WHAT IS NEEDED ::
The records that follow should be retyped word for word.

Stored entries ::
## start
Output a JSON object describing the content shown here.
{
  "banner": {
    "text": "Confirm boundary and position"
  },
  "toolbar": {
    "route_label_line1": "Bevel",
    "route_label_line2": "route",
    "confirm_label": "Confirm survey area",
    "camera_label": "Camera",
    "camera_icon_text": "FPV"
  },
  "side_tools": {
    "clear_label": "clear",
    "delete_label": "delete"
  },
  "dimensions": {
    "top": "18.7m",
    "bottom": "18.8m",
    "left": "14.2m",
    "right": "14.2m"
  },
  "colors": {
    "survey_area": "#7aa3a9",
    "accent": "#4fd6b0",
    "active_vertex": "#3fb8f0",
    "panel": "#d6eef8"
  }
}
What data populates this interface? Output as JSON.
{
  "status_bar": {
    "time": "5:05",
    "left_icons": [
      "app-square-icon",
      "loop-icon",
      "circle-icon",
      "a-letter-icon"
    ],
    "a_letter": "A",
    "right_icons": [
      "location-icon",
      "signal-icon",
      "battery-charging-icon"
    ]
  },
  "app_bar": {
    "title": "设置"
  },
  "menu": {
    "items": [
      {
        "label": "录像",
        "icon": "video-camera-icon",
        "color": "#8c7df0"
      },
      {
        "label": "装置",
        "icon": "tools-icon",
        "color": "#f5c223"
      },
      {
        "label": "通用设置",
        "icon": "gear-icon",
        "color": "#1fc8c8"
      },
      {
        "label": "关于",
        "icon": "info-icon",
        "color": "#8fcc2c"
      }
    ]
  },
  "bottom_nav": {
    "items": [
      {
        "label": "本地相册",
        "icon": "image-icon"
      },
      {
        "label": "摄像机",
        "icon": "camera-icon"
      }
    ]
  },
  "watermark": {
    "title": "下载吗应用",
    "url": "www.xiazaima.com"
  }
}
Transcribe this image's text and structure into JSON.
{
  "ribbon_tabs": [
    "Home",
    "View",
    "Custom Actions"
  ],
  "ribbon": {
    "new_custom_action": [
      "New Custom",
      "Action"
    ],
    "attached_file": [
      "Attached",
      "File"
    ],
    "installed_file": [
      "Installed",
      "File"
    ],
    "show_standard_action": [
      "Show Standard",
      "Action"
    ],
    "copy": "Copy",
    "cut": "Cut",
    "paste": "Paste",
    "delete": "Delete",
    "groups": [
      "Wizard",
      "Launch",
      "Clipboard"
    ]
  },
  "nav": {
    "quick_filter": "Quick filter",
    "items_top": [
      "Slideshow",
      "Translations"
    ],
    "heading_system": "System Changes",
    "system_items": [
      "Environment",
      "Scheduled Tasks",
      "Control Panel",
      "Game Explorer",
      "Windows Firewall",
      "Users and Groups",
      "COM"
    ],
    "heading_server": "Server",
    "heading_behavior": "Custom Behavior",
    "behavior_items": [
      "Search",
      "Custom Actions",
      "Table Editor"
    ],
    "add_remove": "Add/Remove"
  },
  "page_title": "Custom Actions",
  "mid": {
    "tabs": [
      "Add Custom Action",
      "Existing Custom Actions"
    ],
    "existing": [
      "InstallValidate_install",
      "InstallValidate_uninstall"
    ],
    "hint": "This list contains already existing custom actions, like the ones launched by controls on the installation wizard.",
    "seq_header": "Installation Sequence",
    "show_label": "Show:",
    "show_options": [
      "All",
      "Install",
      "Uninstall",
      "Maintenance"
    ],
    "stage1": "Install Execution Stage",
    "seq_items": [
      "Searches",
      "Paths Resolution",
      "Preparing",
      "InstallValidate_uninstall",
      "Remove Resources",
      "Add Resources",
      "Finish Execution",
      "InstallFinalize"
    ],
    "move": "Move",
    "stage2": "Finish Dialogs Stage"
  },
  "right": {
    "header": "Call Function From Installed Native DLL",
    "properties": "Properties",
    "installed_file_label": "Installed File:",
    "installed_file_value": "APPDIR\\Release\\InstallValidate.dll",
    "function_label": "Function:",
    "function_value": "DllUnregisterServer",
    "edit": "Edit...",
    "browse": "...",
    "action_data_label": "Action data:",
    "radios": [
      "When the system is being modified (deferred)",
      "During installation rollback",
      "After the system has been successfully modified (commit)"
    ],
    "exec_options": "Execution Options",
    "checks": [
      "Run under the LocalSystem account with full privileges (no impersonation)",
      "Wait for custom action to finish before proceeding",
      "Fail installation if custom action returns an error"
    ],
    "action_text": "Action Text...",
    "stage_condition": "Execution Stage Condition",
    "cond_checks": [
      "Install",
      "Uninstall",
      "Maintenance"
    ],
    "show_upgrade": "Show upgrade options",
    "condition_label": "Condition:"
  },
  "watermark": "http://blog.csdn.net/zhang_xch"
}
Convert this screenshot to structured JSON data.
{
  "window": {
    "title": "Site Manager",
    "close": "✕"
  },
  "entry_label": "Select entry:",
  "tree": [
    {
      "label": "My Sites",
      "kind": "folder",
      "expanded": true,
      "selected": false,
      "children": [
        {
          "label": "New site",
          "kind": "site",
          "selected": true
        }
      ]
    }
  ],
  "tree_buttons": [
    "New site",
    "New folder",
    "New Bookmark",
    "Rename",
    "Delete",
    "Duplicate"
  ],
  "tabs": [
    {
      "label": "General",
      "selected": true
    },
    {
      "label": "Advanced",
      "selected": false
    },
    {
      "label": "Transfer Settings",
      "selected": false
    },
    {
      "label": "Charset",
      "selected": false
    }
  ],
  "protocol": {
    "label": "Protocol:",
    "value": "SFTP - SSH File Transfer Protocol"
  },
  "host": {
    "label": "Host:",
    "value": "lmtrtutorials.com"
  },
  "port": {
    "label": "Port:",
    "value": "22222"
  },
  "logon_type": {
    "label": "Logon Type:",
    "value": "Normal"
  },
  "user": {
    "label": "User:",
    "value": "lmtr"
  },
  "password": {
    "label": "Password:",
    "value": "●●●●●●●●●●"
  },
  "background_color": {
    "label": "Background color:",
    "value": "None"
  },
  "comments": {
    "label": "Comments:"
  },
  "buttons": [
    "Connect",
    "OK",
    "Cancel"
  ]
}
## end
EXERCISE OUTPUT ::
Output a JSON object describing the content shown here.
{
  "banner": {
    "text": "Confirm boundary and position"
  },
  "toolbar": {
    "route_label_line1": "Bevel",
    "route_label_line2": "route",
    "confirm_label": "Confirm survey area",
    "camera_label": "Camera",
    "camera_icon_text": "FPV"
  },
  "side_tools": {
    "clear_label": "clear",
    "delete_label": "delete"
  },
  "dimensions": {
    "top": "18.7m",
    "bottom": "18.8m",
    "left": "14.2m",
    "right": "14.2m"
  },
  "colors": {
    "survey_area": "#7aa3a9",
    "accent": "#4fd6b0",
    "active_vertex": "#3fb8f0",
    "panel": "#d6eef8"
  }
}
What data populates this interface? Output as JSON.
{
  "status_bar": {
    "time": "5:05",
    "left_icons": [
      "app-square-icon",
      "loop-icon",
      "circle-icon",
      "a-letter-icon"
    ],
    "a_letter": "A",
    "right_icons": [
      "location-icon",
      "signal-icon",
      "battery-charging-icon"
    ]
  },
  "app_bar": {
    "title": "设置"
  },
  "menu": {
    "items": [
      {
        "label": "录像",
        "icon": "video-camera-icon",
        "color": "#8c7df0"
      },
      {
        "label": "装置",
        "icon": "tools-icon",
        "color": "#f5c223"
      },
      {
        "label": "通用设置",
        "icon": "gear-icon",
        "color": "#1fc8c8"
      },
      {
        "label": "关于",
        "icon": "info-icon",
        "color": "#8fcc2c"
      }
    ]
  },
  "bottom_nav": {
    "items": [
      {
        "label": "本地相册",
        "icon": "image-icon"
      },
      {
        "label": "摄像机",
        "icon": "camera-icon"
      }
    ]
  },
  "watermark": {
    "title": "下载吗应用",
    "url": "www.xiazaima.com"
  }
}
Transcribe this image's text and structure into JSON.
{
  "ribbon_tabs": [
    "Home",
    "View",
    "Custom Actions"
  ],
  "ribbon": {
    "new_custom_action": [
      "New Custom",
      "Action"
    ],
    "attached_file": [
      "Attached",
      "File"
    ],
    "installed_file": [
      "Installed",
      "File"
    ],
    "show_standard_action": [
      "Show Standard",
      "Action"
    ],
    "copy": "Copy",
    "cut": "Cut",
    "paste": "Paste",
    "delete": "Delete",
    "groups": [
      "Wizard",
      "Launch",
      "Clipboard"
    ]
  },
  "nav": {
    "quick_filter": "Quick filter",
    "items_top": [
      "Slideshow",
      "Translations"
    ],
    "heading_system": "System Changes",
    "system_items": [
      "Environment",
      "Scheduled Tasks",
      "Control Panel",
      "Game Explorer",
      "Windows Firewall",
      "Users and Groups",
      "COM"
    ],
    "heading_server": "Server",
    "heading_behavior": "Custom Behavior",
    "behavior_items": [
      "Search",
      "Custom Actions",
      "Table Editor"
    ],
    "add_remove": "Add/Remove"
  },
  "page_title": "Custom Actions",
  "mid": {
    "tabs": [
      "Add Custom Action",
      "Existing Custom Actions"
    ],
    "existing": [
      "InstallValidate_install",
      "InstallValidate_uninstall"
    ],
    "hint": "This list contains already existing custom actions, like the ones launched by controls on the installation wizard.",
    "seq_header": "Installation Sequence",
    "show_label": "Show:",
    "show_options": [
      "All",
      "Install",
      "Uninstall",
      "Maintenance"
    ],
    "stage1": "Install Execution Stage",
    "seq_items": [
      "Searches",
      "Paths Resolution",
      "Preparing",
      "InstallValidate_uninstall",
      "Remove Resources",
      "Add Resources",
      "Finish Execution",
      "InstallFinalize"
    ],
    "move": "Move",
    "stage2": "Finish Dialogs Stage"
  },
  "right": {
    "header": "Call Function From Installed Native DLL",
    "properties": "Properties",
    "installed_file_label": "Installed File:",
    "installed_file_value": "APPDIR\\Release\\InstallValidate.dll",
    "function_label": "Function:",
    "function_value": "DllUnregisterServer",
    "edit": "Edit...",
    "browse": "...",
    "action_data_label": "Action data:",
    "radios": [
      "When the system is being modified (deferred)",
      "During installation rollback",
      "After the system has been successfully modified (commit)"
    ],
    "exec_options": "Execution Options",
    "checks": [
      "Run under the LocalSystem account with full privileges (no impersonation)",
      "Wait for custom action to finish before proceeding",
      "Fail installation if custom action returns an error"
    ],
    "action_text": "Action Text...",
    "stage_condition": "Execution Stage Condition",
    "cond_checks": [
      "Install",
      "Uninstall",
      "Maintenance"
    ],
    "show_upgrade": "Show upgrade options",
    "condition_label": "Condition:"
  },
  "watermark": "http://blog.csdn.net/zhang_xch"
}
Convert this screenshot to structured JSON data.
{
  "window": {
    "title": "Site Manager",
    "close": "✕"
  },
  "entry_label": "Select entry:",
  "tree": [
    {
      "label": "My Sites",
      "kind": "folder",
      "expanded": true,
      "selected": false,
      "children": [
        {
          "label": "New site",
          "kind": "site",
          "selected": true
        }
      ]
    }
  ],
  "tree_buttons": [
    "New site",
    "New folder",
    "New Bookmark",
    "Rename",
    "Delete",
    "Duplicate"
  ],
  "tabs": [
    {
      "label": "General",
      "selected": true
    },
    {
      "label": "Advanced",
      "selected": false
    },
    {
      "label": "Transfer Settings",
      "selected": false
    },
    {
      "label": "Charset",
      "selected": false
    }
  ],
  "protocol": {
    "label": "Protocol:",
    "value": "SFTP - SSH File Transfer Protocol"
  },
  "host": {
    "label": "Host:",
    "value": "lmtrtutorials.com"
  },
  "port": {
    "label": "Port:",
    "value": "22222"
  },
  "logon_type": {
    "label": "Logon Type:",
    "value": "Normal"
  },
  "user": {
    "label": "User:",
    "value": "lmtr"
  },
  "password": {
    "label": "Password:",
    "value": "●●●●●●●●●●"
  },
  "background_color": {
    "label": "Background color:",
    "value": "None"
  },
  "comments": {
    "label": "Comments:"
  },
  "buttons": [
    "Connect",
    "OK",
    "Cancel"
  ]
}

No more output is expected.